### Task to complete:
Report every line in the listing below where the string "Meteorología" shows up.

### Supplied entries:
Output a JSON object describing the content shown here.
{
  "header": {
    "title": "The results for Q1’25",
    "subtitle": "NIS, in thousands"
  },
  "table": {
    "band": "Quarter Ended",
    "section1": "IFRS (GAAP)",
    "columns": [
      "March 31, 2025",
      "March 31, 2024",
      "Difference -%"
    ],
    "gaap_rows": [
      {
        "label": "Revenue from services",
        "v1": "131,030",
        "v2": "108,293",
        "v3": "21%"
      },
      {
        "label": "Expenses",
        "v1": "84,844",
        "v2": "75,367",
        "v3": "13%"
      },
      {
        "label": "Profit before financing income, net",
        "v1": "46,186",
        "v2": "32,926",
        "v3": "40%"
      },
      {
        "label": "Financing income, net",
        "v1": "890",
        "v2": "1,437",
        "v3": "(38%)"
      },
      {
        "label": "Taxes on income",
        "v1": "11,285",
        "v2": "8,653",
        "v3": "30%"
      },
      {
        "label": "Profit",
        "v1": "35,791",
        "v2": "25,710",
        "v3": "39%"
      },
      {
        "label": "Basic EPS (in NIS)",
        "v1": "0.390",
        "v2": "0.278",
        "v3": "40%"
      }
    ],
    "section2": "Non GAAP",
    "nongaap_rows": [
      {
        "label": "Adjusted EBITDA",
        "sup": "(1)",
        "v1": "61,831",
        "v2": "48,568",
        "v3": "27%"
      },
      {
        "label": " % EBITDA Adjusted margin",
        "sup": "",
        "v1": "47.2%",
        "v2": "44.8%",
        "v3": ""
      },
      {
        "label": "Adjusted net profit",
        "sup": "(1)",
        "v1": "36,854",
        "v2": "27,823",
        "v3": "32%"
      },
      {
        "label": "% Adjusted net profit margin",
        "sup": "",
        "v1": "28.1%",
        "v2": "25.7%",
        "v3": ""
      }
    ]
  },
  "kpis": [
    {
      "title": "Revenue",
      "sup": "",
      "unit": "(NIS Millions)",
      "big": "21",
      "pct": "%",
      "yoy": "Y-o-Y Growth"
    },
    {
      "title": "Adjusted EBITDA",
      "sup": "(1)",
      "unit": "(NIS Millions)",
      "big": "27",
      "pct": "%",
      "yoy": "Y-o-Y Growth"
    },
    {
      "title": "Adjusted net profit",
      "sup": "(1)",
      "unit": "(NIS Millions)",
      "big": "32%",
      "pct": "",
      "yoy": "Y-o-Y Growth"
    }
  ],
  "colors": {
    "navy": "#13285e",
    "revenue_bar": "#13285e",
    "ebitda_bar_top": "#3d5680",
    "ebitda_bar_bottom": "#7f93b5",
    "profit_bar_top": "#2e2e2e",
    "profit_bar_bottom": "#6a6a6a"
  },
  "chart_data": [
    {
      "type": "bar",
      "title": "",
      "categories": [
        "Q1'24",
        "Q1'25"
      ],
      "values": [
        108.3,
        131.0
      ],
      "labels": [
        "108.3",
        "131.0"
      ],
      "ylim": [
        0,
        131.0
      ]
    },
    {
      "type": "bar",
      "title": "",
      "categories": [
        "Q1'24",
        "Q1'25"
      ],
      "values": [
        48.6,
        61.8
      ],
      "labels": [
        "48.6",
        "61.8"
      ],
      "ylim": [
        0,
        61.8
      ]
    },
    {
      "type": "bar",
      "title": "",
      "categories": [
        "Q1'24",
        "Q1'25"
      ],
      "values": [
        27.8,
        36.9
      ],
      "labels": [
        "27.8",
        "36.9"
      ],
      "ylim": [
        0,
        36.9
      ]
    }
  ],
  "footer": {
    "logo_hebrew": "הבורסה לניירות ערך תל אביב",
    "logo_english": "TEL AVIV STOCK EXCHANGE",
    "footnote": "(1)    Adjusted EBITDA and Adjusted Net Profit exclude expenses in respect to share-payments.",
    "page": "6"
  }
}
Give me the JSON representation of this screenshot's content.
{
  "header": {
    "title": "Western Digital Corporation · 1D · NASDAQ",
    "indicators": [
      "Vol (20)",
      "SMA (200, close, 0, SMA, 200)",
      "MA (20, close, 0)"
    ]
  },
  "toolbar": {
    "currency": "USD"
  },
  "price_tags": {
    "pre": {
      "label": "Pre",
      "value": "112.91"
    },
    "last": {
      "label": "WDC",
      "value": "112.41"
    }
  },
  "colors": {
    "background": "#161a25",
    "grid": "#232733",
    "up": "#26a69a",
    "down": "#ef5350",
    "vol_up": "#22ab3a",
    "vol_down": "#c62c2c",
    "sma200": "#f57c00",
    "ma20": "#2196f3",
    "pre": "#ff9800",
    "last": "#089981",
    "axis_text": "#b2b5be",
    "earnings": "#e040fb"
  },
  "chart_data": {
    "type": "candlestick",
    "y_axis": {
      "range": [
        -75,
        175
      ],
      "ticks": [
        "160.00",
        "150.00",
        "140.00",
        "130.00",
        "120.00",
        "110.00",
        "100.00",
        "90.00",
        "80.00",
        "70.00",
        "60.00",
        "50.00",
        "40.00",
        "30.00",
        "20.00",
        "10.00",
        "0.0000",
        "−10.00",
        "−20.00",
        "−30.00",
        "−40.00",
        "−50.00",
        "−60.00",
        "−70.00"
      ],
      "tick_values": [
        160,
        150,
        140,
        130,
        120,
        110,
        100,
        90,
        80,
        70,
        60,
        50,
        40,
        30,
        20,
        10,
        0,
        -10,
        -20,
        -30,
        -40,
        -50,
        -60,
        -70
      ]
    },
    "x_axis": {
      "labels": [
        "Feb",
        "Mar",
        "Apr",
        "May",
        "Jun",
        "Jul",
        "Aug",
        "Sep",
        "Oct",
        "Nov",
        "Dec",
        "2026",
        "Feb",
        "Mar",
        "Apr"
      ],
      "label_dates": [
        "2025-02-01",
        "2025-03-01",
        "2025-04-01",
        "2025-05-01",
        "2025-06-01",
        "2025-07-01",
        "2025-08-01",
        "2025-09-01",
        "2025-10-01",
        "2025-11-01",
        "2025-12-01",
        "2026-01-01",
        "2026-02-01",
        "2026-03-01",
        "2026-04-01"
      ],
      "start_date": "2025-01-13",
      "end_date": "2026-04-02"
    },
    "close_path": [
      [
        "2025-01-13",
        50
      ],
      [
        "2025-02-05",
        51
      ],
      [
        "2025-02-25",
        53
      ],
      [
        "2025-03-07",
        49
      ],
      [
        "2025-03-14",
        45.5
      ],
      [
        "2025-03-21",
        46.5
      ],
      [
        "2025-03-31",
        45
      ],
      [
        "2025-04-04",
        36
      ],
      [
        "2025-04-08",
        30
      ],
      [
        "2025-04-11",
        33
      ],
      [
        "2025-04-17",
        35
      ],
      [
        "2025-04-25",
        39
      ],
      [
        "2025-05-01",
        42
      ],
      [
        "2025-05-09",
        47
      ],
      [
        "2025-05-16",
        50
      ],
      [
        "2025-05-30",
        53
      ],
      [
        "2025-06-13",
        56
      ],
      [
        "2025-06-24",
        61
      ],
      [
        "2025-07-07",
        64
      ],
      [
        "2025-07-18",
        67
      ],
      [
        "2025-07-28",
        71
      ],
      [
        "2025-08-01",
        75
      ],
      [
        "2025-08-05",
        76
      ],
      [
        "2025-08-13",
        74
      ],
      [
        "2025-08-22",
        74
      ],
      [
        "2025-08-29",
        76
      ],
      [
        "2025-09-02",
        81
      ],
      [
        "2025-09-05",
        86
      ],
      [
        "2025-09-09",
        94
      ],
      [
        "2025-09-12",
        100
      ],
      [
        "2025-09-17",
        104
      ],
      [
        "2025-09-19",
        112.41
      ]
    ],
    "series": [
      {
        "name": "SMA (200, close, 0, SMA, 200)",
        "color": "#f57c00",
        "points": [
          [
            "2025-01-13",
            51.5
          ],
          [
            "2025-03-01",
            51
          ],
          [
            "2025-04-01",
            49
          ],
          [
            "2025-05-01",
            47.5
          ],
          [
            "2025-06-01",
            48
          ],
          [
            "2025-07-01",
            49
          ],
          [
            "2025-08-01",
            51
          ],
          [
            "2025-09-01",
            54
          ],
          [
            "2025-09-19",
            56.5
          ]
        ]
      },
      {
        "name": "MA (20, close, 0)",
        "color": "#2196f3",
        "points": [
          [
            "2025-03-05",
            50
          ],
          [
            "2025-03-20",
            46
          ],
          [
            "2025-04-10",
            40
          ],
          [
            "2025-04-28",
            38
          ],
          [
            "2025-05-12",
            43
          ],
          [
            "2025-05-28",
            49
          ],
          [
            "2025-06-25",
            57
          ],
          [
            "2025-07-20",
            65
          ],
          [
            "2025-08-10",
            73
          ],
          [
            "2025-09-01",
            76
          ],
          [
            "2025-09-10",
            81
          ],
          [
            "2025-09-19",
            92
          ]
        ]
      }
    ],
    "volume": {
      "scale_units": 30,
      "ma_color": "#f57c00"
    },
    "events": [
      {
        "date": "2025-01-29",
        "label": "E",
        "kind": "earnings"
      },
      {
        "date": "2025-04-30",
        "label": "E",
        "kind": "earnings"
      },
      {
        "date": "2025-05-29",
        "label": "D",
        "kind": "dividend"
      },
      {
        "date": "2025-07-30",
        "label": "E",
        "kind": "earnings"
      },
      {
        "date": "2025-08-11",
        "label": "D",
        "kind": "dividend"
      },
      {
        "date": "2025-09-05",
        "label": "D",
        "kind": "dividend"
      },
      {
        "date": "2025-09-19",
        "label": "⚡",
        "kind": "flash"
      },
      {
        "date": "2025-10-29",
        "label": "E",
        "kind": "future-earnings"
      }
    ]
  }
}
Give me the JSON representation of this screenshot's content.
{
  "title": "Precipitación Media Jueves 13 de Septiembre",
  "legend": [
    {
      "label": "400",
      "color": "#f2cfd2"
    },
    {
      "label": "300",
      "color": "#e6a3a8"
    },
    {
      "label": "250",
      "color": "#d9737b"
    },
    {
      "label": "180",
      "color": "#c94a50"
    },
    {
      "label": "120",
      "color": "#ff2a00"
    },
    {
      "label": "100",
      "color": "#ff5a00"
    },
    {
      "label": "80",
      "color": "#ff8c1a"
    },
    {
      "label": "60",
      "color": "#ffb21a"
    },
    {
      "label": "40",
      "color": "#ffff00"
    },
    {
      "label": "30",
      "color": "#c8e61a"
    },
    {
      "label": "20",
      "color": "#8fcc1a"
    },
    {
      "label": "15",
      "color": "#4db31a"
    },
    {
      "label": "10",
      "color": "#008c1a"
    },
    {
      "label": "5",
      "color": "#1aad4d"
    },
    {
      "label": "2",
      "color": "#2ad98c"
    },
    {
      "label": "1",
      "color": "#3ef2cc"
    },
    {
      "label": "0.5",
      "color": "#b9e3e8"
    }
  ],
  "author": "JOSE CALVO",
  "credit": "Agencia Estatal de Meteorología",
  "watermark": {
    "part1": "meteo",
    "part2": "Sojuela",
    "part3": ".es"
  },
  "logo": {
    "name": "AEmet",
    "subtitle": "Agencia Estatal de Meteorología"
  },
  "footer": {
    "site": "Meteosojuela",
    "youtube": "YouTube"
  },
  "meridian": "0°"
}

### Solution for this task:
  "credit": "Agencia Estatal de Meteorología",
    "subtitle": "Agencia Estatal de Meteorología"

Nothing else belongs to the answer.